▸ **DIRECTION**
Below are some records. Copy every line in them that holds "this".

== RECORD SET

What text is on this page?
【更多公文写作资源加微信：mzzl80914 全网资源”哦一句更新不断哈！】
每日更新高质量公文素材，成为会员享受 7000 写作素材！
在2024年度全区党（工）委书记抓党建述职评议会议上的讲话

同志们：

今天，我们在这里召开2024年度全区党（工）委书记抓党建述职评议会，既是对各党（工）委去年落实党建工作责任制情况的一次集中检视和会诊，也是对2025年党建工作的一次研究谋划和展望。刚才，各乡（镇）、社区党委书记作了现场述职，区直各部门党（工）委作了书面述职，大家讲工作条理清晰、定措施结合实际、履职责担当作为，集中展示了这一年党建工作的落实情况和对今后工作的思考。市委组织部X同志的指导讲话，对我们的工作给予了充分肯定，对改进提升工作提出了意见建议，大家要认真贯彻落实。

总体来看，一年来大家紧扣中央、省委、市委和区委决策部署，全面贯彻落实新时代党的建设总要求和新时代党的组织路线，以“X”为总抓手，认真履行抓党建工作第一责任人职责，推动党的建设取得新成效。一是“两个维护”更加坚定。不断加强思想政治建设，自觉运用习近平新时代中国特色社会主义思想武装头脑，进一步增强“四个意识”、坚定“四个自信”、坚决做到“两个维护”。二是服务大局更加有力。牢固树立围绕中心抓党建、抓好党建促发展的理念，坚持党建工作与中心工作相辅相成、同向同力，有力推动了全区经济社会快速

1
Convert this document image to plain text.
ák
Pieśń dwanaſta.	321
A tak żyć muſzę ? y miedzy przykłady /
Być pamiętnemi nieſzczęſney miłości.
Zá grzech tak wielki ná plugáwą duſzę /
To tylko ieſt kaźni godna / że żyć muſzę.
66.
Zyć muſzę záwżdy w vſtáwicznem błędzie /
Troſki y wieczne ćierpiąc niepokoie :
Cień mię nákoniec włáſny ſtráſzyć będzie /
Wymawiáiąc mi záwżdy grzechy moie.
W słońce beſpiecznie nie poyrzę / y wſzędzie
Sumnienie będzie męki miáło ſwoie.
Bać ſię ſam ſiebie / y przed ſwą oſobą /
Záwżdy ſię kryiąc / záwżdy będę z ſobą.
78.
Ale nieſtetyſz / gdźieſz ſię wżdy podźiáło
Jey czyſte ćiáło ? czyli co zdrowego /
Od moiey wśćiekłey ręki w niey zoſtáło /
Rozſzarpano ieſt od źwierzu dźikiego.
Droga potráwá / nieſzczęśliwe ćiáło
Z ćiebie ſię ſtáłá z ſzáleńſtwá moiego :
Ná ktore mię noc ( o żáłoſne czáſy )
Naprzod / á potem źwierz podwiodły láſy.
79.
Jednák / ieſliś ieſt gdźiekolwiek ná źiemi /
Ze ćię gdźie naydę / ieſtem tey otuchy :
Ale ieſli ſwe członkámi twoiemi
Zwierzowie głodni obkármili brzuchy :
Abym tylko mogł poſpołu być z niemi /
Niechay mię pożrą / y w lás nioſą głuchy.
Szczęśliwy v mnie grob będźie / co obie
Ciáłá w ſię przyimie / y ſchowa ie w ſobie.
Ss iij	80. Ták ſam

====

▸ **THE OUTPUT**
What text is on this page?
Convert this document image to plain text.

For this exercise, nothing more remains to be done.